Copy out every line containing the word "JSON".

-=-=-

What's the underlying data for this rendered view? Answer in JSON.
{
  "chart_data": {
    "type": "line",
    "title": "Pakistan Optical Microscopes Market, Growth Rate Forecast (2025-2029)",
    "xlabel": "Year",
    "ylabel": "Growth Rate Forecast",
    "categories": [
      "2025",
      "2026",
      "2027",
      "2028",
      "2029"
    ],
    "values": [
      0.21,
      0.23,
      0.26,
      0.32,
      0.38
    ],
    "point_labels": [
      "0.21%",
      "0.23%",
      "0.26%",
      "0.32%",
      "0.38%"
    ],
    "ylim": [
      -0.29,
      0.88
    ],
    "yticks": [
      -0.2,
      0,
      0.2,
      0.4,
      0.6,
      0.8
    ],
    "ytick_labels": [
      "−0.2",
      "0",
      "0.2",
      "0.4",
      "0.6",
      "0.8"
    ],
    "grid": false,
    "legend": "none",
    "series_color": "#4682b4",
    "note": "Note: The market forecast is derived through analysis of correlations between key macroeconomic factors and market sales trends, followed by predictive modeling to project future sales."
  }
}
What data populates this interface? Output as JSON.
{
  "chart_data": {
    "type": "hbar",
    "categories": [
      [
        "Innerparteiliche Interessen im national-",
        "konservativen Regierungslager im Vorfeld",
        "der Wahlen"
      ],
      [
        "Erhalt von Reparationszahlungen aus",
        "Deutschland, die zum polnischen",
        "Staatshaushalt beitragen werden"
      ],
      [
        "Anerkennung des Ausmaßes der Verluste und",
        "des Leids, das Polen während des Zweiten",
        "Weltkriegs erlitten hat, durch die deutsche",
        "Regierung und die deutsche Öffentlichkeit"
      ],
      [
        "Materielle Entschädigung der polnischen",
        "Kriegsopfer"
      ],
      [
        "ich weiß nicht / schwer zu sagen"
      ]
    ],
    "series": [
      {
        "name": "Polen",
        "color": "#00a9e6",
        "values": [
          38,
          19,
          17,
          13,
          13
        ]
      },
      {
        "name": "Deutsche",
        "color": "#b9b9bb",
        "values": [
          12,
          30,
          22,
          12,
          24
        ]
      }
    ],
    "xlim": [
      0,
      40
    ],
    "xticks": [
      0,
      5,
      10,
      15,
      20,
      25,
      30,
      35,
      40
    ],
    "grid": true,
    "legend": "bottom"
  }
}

-=-=-

RESPONSE.
What's the underlying data for this rendered view? Answer in JSON.
What data populates this interface? Output as JSON.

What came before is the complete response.